» **Aim**:
Begin with the line containing "OCR this image." and copy each line exactly through the last line of the entries, inclusive.

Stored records
* * * * *
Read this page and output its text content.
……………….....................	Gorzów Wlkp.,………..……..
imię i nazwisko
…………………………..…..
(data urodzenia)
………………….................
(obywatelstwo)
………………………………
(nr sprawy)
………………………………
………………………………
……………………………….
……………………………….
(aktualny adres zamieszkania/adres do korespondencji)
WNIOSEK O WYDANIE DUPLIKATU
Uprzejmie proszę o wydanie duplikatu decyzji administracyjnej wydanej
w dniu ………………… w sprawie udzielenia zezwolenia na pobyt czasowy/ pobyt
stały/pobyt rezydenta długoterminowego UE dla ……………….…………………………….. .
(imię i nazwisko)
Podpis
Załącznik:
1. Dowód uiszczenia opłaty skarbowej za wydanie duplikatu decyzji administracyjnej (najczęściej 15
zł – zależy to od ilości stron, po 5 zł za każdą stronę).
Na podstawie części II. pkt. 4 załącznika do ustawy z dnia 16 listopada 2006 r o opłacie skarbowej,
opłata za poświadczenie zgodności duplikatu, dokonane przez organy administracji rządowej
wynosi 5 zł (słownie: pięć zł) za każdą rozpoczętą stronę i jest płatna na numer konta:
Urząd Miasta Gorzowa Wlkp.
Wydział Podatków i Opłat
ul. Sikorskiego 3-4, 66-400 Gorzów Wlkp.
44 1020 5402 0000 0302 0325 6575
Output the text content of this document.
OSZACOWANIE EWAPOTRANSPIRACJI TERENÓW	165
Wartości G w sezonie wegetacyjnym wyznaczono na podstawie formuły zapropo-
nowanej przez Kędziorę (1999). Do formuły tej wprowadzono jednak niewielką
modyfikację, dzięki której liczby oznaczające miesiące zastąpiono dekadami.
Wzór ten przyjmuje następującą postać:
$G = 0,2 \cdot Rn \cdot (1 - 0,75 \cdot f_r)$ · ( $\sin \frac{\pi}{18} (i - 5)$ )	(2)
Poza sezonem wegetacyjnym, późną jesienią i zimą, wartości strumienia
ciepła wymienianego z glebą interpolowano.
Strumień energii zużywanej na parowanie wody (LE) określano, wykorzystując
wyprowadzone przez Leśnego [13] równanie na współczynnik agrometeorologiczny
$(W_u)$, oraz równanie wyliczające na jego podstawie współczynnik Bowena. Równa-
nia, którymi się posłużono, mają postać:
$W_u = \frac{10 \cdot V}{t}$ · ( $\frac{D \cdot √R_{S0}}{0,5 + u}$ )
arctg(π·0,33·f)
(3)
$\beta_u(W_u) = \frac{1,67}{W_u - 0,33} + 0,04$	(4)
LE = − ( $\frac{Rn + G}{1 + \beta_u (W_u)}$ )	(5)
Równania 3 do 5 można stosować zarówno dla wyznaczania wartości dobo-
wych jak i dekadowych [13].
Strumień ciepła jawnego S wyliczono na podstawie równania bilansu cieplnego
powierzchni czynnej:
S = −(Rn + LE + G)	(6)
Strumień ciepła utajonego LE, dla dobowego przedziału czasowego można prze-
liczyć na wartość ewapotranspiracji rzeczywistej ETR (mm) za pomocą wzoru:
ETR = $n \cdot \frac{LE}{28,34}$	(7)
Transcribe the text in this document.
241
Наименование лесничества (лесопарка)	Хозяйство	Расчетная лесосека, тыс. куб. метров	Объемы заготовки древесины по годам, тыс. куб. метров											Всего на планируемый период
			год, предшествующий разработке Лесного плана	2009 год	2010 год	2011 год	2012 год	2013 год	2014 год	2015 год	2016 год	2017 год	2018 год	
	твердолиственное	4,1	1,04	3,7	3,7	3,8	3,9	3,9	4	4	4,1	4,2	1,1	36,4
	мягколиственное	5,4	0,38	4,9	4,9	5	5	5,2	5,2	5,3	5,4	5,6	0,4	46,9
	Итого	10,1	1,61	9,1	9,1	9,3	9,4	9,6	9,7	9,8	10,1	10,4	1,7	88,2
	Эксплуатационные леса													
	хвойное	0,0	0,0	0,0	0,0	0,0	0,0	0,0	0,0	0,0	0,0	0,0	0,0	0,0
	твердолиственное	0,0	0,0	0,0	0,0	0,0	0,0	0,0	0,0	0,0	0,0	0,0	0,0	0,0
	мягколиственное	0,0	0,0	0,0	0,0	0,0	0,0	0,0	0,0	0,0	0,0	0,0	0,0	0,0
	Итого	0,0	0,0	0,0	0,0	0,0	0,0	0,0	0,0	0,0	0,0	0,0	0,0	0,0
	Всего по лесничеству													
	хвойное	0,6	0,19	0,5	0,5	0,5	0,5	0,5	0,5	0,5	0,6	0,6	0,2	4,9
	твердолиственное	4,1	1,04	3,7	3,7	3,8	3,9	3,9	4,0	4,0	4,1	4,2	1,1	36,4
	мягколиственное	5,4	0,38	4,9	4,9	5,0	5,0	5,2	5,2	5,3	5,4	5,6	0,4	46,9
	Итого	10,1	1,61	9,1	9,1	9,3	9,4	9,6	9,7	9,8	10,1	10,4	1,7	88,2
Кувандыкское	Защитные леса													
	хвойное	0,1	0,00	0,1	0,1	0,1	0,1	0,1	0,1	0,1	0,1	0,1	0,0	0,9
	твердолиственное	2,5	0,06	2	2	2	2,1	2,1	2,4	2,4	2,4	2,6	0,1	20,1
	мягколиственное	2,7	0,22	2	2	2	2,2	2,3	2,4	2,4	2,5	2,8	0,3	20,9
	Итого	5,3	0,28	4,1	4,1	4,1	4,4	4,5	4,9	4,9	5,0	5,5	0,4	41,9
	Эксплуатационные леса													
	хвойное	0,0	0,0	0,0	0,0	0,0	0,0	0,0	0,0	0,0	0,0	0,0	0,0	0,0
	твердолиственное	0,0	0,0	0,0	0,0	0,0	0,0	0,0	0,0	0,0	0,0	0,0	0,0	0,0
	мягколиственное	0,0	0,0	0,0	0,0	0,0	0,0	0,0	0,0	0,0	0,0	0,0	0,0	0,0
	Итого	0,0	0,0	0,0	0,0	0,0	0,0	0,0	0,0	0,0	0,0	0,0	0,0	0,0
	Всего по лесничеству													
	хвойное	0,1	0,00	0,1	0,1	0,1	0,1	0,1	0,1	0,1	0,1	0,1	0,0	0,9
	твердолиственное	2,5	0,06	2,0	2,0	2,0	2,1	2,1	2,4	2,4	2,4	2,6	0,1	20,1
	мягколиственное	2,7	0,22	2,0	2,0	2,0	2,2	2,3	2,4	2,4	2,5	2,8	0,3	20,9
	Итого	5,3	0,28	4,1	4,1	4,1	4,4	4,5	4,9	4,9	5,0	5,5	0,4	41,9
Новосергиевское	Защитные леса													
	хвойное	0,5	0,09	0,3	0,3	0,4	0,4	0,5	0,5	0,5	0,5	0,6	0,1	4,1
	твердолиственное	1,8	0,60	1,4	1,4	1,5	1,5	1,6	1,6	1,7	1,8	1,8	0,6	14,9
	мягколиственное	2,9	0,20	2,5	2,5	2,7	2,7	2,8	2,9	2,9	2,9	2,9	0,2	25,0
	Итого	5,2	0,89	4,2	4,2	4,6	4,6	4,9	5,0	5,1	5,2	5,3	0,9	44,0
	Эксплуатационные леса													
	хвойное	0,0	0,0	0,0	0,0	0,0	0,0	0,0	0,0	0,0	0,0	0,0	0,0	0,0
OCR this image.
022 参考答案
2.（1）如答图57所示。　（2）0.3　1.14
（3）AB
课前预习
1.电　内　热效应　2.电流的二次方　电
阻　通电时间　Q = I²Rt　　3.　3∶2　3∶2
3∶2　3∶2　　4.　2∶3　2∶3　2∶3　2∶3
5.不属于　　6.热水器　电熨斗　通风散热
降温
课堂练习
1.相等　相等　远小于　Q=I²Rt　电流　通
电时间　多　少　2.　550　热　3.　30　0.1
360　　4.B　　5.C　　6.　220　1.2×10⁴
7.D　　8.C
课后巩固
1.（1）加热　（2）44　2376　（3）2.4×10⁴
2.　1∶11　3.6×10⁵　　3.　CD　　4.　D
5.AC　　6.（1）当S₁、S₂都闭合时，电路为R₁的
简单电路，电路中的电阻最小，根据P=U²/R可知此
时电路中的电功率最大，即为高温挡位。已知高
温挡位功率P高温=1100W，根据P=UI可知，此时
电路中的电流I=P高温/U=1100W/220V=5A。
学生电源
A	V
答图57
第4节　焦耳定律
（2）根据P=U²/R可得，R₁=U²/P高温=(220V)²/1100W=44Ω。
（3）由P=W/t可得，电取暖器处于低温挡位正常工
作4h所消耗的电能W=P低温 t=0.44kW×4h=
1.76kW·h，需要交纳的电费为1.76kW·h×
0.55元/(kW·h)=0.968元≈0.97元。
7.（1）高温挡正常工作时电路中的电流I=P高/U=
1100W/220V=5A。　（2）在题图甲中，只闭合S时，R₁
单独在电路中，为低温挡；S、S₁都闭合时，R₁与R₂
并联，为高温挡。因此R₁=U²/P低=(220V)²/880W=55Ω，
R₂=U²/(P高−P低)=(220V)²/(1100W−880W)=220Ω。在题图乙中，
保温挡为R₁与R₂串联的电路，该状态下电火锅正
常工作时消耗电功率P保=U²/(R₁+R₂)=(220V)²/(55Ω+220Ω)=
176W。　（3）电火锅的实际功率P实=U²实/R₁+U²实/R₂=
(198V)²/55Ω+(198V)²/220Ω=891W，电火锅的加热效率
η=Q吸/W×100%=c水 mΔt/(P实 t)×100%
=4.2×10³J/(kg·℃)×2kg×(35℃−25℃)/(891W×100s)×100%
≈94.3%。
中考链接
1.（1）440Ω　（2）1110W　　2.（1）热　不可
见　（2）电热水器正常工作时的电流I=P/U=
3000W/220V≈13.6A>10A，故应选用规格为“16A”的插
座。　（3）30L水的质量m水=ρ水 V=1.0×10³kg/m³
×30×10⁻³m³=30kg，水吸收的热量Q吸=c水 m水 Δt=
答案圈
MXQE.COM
* * * * *
» **Answer**:
OCR this image.
022 参考答案
2.（1）如答图57所示。　（2）0.3　1.14
（3）AB
课前预习
1.电　内　热效应　2.电流的二次方　电
阻　通电时间　Q = I²Rt　　3.　3∶2　3∶2
3∶2　3∶2　　4.　2∶3　2∶3　2∶3　2∶3
5.不属于　　6.热水器　电熨斗　通风散热
降温
课堂练习
1.相等　相等　远小于　Q=I²Rt　电流　通
电时间　多　少　2.　550　热　3.　30　0.1
360　　4.B　　5.C　　6.　220　1.2×10⁴
7.D　　8.C
课后巩固
1.（1）加热　（2）44　2376　（3）2.4×10⁴
2.　1∶11　3.6×10⁵　　3.　CD　　4.　D
5.AC　　6.（1）当S₁、S₂都闭合时，电路为R₁的
简单电路，电路中的电阻最小，根据P=U²/R可知此
时电路中的电功率最大，即为高温挡位。已知高
温挡位功率P高温=1100W，根据P=UI可知，此时
电路中的电流I=P高温/U=1100W/220V=5A。
学生电源
A	V
答图57
第4节　焦耳定律
（2）根据P=U²/R可得，R₁=U²/P高温=(220V)²/1100W=44Ω。
（3）由P=W/t可得，电取暖器处于低温挡位正常工
作4h所消耗的电能W=P低温 t=0.44kW×4h=
1.76kW·h，需要交纳的电费为1.76kW·h×
0.55元/(kW·h)=0.968元≈0.97元。
7.（1）高温挡正常工作时电路中的电流I=P高/U=
1100W/220V=5A。　（2）在题图甲中，只闭合S时，R₁
单独在电路中，为低温挡；S、S₁都闭合时，R₁与R₂
并联，为高温挡。因此R₁=U²/P低=(220V)²/880W=55Ω，
R₂=U²/(P高−P低)=(220V)²/(1100W−880W)=220Ω。在题图乙中，
保温挡为R₁与R₂串联的电路，该状态下电火锅正
常工作时消耗电功率P保=U²/(R₁+R₂)=(220V)²/(55Ω+220Ω)=
176W。　（3）电火锅的实际功率P实=U²实/R₁+U²实/R₂=
(198V)²/55Ω+(198V)²/220Ω=891W，电火锅的加热效率
η=Q吸/W×100%=c水 mΔt/(P实 t)×100%
=4.2×10³J/(kg·℃)×2kg×(35℃−25℃)/(891W×100s)×100%
≈94.3%。
中考链接
1.（1）440Ω　（2）1110W　　2.（1）热　不可
见　（2）电热水器正常工作时的电流I=P/U=
3000W/220V≈13.6A>10A，故应选用规格为“16A”的插
座。　（3）30L水的质量m水=ρ水 V=1.0×10³kg/m³
×30×10⁻³m³=30kg，水吸收的热量Q吸=c水 m水 Δt=
答案圈
MXQE.COM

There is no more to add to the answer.